▶ [WHAT TO DO]:
Within the listing below, locate all lines containing the word "differential". Copy each one.

▶ [DATASET EXTRACT]:

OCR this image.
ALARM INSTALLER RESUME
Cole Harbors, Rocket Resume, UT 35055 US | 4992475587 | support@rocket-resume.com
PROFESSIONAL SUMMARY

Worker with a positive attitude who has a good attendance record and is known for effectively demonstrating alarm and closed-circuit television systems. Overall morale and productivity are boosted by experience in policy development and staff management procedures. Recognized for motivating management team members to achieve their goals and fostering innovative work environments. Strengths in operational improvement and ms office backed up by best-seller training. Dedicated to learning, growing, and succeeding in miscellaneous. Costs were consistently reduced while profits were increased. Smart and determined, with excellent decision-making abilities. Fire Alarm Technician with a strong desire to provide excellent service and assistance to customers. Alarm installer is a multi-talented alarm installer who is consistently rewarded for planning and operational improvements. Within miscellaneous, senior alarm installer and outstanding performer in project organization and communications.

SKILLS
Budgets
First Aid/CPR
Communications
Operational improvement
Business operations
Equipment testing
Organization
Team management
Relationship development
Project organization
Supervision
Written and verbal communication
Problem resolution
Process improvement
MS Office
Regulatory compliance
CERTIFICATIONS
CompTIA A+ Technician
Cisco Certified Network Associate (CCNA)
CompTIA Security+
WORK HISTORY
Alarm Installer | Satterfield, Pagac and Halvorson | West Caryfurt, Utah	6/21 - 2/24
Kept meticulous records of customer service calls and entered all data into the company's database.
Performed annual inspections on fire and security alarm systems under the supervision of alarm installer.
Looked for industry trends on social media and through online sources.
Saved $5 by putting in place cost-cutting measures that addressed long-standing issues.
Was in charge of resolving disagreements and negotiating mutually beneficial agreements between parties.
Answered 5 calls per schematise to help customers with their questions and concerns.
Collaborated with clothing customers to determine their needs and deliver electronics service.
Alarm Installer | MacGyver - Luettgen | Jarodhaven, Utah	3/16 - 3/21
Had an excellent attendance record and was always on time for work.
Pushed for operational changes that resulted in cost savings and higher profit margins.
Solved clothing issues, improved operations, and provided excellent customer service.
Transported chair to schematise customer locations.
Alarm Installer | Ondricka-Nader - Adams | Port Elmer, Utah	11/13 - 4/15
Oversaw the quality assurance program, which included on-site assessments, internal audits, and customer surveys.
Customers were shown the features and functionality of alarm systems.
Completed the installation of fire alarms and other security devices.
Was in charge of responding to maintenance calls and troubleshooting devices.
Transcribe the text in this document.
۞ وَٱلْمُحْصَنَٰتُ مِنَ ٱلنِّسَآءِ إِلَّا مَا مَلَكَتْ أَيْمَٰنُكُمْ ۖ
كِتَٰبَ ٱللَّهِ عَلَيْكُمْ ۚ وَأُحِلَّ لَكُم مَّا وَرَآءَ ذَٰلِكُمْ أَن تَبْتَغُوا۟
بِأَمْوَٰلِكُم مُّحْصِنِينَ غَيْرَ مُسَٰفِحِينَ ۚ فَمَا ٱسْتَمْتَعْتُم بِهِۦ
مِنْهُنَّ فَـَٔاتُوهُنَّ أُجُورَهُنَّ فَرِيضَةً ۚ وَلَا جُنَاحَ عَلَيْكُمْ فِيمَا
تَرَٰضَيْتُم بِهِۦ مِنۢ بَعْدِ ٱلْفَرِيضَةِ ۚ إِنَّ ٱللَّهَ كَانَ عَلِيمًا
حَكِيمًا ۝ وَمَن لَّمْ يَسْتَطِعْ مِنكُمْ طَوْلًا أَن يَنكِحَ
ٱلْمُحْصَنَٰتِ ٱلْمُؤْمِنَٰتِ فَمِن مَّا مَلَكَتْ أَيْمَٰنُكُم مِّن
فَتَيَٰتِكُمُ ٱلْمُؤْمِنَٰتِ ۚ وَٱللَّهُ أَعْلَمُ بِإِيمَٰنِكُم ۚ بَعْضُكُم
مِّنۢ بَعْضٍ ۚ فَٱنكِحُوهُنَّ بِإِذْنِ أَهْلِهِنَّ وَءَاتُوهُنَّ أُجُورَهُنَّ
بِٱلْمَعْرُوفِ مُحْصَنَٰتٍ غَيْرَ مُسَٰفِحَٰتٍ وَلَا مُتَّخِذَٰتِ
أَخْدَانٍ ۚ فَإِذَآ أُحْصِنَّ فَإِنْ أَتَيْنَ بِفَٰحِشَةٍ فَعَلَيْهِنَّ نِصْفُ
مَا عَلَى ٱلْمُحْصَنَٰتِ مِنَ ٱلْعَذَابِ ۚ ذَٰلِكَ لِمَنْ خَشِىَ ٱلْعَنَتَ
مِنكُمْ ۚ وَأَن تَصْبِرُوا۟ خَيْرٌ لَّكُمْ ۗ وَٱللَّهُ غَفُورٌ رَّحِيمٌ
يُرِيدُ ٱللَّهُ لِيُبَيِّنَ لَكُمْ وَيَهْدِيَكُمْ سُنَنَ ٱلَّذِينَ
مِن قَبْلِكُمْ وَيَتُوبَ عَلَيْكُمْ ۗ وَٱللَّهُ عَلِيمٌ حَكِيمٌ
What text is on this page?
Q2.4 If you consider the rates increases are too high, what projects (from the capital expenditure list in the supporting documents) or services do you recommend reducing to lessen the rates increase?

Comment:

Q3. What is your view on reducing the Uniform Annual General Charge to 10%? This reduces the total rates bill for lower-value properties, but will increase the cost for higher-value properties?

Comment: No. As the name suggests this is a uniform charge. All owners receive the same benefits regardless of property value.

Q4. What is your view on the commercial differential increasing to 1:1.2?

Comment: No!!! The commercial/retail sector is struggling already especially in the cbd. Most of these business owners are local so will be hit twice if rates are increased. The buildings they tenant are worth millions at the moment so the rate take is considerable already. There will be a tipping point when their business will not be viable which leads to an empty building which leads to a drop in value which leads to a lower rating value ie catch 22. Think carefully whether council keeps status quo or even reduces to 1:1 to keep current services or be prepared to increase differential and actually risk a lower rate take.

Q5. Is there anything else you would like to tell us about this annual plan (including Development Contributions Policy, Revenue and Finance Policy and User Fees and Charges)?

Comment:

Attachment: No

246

▶ [ANSWER BELOW]:
Q4. What is your view on the commercial differential increasing to 1:1.2?
Comment: No!!! The commercial/retail sector is struggling already especially in the cbd. Most of these business owners are local so will be hit twice if rates are increased. The buildings they tenant are worth millions at the moment so the rate take is considerable already. There will be a tipping point when their business will not be viable which leads to an empty building which leads to a drop in value which leads to a lower rating value ie catch 22. Think carefully whether council keeps status quo or even reduces to 1:1 to keep current services or be prepared to increase differential and actually risk a lower rate take.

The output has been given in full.